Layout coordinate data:
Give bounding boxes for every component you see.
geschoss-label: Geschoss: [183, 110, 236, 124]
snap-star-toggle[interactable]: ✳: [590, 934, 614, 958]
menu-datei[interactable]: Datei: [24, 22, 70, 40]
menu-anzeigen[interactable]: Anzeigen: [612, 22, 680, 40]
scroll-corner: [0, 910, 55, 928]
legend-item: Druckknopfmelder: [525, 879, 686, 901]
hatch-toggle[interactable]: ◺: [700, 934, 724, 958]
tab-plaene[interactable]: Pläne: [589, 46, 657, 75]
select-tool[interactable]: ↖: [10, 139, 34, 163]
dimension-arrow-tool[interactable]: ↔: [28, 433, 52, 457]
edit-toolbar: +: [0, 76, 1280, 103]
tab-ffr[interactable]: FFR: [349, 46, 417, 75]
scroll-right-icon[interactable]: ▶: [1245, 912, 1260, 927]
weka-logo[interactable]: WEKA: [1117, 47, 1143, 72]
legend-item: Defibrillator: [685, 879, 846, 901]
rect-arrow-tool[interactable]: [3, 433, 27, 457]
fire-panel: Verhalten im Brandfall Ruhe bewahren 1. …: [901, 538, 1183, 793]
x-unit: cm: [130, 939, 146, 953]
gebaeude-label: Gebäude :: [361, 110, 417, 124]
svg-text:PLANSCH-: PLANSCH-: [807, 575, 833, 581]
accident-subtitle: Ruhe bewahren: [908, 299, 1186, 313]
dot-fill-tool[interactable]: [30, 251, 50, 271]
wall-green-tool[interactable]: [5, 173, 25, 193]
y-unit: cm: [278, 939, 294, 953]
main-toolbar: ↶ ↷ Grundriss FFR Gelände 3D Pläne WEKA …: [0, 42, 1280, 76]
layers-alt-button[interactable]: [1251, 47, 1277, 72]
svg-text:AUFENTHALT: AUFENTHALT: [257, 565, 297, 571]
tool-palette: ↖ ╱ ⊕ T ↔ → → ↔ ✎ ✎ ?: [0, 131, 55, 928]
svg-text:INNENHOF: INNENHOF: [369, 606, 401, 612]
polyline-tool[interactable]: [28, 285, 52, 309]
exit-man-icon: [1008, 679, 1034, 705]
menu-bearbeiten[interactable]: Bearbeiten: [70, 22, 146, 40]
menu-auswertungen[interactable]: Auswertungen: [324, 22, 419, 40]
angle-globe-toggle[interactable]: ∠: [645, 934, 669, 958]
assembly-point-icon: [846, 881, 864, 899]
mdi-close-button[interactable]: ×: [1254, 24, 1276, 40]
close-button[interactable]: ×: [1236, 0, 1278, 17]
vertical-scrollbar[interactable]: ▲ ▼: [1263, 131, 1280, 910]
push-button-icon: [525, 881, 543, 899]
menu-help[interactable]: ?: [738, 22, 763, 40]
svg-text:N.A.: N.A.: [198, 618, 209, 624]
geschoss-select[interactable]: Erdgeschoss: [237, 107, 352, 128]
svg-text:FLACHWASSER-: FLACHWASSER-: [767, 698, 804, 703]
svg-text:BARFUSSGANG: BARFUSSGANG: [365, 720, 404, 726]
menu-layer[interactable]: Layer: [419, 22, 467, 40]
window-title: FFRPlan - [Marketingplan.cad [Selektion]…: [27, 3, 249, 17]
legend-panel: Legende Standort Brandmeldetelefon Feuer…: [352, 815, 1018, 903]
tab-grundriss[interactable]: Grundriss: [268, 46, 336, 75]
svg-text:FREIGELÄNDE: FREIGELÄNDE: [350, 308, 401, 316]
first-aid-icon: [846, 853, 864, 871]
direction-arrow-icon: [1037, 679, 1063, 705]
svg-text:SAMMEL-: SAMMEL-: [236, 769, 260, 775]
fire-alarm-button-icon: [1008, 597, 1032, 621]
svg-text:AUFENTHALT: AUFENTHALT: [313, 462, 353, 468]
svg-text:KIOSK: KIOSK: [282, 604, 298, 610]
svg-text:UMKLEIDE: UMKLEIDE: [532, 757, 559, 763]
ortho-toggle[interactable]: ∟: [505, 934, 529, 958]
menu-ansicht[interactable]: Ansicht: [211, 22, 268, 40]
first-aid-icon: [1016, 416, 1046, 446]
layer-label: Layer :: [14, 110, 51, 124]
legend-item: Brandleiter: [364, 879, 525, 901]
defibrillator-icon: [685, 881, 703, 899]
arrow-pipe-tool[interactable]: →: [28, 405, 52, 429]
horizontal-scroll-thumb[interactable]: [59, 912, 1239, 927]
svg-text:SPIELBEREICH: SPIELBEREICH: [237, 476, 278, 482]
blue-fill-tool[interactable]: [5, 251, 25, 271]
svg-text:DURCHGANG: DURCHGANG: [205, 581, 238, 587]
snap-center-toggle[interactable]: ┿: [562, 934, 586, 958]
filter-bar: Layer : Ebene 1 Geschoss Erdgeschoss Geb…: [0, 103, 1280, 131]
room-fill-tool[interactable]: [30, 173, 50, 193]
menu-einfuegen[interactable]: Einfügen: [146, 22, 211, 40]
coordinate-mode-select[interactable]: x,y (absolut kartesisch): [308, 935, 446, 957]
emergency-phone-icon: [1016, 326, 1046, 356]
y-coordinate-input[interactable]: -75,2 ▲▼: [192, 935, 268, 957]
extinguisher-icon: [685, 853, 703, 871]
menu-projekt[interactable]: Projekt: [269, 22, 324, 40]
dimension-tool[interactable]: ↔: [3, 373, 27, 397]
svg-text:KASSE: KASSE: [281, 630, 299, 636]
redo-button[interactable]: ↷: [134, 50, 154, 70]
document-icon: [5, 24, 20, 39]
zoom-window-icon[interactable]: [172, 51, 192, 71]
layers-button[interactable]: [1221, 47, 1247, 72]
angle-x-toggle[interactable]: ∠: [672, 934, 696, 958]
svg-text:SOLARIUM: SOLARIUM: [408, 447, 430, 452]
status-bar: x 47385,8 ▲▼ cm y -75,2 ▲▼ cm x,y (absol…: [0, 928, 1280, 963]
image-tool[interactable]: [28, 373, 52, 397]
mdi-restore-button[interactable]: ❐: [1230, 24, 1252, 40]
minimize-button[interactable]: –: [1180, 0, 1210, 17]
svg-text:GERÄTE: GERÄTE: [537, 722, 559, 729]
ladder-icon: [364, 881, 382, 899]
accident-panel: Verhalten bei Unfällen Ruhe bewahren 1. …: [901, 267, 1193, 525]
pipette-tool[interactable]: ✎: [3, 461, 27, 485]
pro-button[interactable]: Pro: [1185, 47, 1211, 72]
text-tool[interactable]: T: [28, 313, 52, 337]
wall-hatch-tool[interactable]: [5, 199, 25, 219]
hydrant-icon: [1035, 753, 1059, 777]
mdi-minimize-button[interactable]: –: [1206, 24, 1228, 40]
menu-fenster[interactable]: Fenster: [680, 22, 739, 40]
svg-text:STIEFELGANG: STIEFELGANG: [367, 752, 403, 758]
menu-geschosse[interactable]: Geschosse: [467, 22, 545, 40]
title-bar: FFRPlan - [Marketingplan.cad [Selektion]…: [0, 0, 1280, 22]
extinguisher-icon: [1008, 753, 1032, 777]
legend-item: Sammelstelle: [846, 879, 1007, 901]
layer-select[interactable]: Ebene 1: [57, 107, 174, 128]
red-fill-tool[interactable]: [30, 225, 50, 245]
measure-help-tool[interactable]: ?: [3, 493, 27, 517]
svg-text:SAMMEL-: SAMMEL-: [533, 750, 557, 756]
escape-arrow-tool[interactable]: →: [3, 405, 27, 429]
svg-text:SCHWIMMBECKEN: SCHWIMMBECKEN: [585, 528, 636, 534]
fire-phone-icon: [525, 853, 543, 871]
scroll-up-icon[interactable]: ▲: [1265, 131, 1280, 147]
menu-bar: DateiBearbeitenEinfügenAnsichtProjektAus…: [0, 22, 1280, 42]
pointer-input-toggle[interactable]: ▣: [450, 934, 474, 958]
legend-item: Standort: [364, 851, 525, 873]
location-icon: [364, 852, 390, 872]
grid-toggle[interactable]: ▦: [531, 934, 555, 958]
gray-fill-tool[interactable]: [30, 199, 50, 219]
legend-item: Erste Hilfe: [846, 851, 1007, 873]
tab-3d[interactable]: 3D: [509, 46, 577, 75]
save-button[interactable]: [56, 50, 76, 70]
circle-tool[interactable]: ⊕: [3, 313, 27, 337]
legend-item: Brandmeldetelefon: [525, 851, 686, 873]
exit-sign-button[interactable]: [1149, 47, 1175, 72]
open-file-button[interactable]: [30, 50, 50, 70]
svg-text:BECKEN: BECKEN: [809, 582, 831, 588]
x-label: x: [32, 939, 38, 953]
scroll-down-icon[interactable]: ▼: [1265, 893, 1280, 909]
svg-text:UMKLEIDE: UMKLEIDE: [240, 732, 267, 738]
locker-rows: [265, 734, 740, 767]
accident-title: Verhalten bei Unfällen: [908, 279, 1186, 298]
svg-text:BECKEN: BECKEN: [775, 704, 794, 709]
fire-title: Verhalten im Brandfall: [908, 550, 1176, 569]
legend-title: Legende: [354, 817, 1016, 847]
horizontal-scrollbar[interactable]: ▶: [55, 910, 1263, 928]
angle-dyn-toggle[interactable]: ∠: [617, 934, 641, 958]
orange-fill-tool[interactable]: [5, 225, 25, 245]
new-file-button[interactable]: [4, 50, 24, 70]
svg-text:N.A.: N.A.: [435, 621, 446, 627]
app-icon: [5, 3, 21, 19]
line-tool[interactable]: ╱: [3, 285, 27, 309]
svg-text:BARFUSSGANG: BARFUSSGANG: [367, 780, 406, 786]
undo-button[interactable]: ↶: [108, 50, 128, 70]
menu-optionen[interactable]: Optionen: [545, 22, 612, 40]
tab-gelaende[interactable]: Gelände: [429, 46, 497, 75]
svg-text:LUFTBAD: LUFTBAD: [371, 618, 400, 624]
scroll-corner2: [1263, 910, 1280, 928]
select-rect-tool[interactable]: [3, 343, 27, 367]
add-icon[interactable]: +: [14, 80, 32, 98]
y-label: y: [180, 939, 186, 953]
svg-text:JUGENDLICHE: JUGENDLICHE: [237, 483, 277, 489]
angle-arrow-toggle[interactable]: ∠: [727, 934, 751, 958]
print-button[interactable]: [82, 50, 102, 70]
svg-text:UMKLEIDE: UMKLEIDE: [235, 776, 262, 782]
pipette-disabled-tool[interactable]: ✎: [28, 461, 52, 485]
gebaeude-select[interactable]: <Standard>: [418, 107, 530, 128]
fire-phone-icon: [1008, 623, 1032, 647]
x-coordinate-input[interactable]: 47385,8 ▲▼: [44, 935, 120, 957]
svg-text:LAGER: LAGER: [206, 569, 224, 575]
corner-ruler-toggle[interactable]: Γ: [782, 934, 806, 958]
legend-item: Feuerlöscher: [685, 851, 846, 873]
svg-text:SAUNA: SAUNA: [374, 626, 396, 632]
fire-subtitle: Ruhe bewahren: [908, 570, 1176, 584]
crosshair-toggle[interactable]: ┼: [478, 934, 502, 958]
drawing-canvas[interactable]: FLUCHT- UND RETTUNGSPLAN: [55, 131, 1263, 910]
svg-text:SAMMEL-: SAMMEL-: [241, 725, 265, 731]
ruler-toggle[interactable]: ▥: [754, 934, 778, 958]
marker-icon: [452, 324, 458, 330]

Description of the task
Copy the data above from the start through the line containing "svg-text:FLACHWASSER-: FLACHWASSER-: [767, 698, 804, 703]", character for character.

Solution to this exercise
Give bounding boxes for every component you see.
geschoss-label: Geschoss: [183, 110, 236, 124]
snap-star-toggle[interactable]: ✳: [590, 934, 614, 958]
menu-datei[interactable]: Datei: [24, 22, 70, 40]
menu-anzeigen[interactable]: Anzeigen: [612, 22, 680, 40]
scroll-corner: [0, 910, 55, 928]
legend-item: Druckknopfmelder: [525, 879, 686, 901]
hatch-toggle[interactable]: ◺: [700, 934, 724, 958]
tab-plaene[interactable]: Pläne: [589, 46, 657, 75]
select-tool[interactable]: ↖: [10, 139, 34, 163]
dimension-arrow-tool[interactable]: ↔: [28, 433, 52, 457]
edit-toolbar: +: [0, 76, 1280, 103]
tab-ffr[interactable]: FFR: [349, 46, 417, 75]
scroll-right-icon[interactable]: ▶: [1245, 912, 1260, 927]
weka-logo[interactable]: WEKA: [1117, 47, 1143, 72]
legend-item: Defibrillator: [685, 879, 846, 901]
rect-arrow-tool[interactable]: [3, 433, 27, 457]
fire-panel: Verhalten im Brandfall Ruhe bewahren 1. …: [901, 538, 1183, 793]
x-unit: cm: [130, 939, 146, 953]
gebaeude-label: Gebäude :: [361, 110, 417, 124]
svg-text:PLANSCH-: PLANSCH-: [807, 575, 833, 581]
accident-subtitle: Ruhe bewahren: [908, 299, 1186, 313]
dot-fill-tool[interactable]: [30, 251, 50, 271]
wall-green-tool[interactable]: [5, 173, 25, 193]
y-unit: cm: [278, 939, 294, 953]
main-toolbar: ↶ ↷ Grundriss FFR Gelände 3D Pläne WEKA …: [0, 42, 1280, 76]
layers-alt-button[interactable]: [1251, 47, 1277, 72]
svg-text:AUFENTHALT: AUFENTHALT: [257, 565, 297, 571]
tool-palette: ↖ ╱ ⊕ T ↔ → → ↔ ✎ ✎ ?: [0, 131, 55, 928]
svg-text:INNENHOF: INNENHOF: [369, 606, 401, 612]
polyline-tool[interactable]: [28, 285, 52, 309]
exit-man-icon: [1008, 679, 1034, 705]
menu-bearbeiten[interactable]: Bearbeiten: [70, 22, 146, 40]
menu-auswertungen[interactable]: Auswertungen: [324, 22, 419, 40]
angle-globe-toggle[interactable]: ∠: [645, 934, 669, 958]
assembly-point-icon: [846, 881, 864, 899]
mdi-close-button[interactable]: ×: [1254, 24, 1276, 40]
close-button[interactable]: ×: [1236, 0, 1278, 17]
vertical-scrollbar[interactable]: ▲ ▼: [1263, 131, 1280, 910]
push-button-icon: [525, 881, 543, 899]
menu-help[interactable]: ?: [738, 22, 763, 40]
svg-text:N.A.: N.A.: [198, 618, 209, 624]
geschoss-select[interactable]: Erdgeschoss: [237, 107, 352, 128]
svg-text:FLACHWASSER-: FLACHWASSER-: [767, 698, 804, 703]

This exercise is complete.